- _Input data_:

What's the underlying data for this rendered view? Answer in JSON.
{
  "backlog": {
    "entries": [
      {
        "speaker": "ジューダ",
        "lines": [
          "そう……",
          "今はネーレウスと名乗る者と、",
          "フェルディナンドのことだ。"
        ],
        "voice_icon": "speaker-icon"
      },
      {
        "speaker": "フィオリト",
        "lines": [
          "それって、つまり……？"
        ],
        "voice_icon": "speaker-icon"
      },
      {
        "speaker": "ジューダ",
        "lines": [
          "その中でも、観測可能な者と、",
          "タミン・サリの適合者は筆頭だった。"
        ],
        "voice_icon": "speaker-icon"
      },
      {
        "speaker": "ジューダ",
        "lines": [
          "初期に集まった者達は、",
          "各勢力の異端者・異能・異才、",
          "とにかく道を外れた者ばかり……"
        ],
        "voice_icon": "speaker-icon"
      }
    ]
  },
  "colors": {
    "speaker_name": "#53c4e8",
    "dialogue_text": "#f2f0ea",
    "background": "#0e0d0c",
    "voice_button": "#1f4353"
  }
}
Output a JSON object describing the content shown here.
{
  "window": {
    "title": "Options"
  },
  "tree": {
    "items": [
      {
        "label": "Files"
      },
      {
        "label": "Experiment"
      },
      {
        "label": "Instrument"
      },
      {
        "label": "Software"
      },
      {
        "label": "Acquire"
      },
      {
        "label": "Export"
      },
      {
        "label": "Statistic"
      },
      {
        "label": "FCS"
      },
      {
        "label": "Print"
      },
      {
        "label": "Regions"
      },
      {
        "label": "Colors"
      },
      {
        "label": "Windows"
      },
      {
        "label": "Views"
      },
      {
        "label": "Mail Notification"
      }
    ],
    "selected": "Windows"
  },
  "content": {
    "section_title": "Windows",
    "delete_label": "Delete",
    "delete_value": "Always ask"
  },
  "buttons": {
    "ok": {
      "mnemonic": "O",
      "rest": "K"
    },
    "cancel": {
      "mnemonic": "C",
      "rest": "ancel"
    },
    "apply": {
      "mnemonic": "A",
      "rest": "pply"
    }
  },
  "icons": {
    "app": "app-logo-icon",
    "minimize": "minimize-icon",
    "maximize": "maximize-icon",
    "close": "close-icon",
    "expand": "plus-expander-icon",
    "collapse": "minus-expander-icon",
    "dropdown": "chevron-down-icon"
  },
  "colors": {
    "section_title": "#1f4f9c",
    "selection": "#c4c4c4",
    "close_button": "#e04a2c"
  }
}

- _What is expected_:
From the data above, copy out every line with the string "Windows" in it.

- _Response to the exercise_:
        "label": "Windows"
    "selected": "Windows"
    "section_title": "Windows",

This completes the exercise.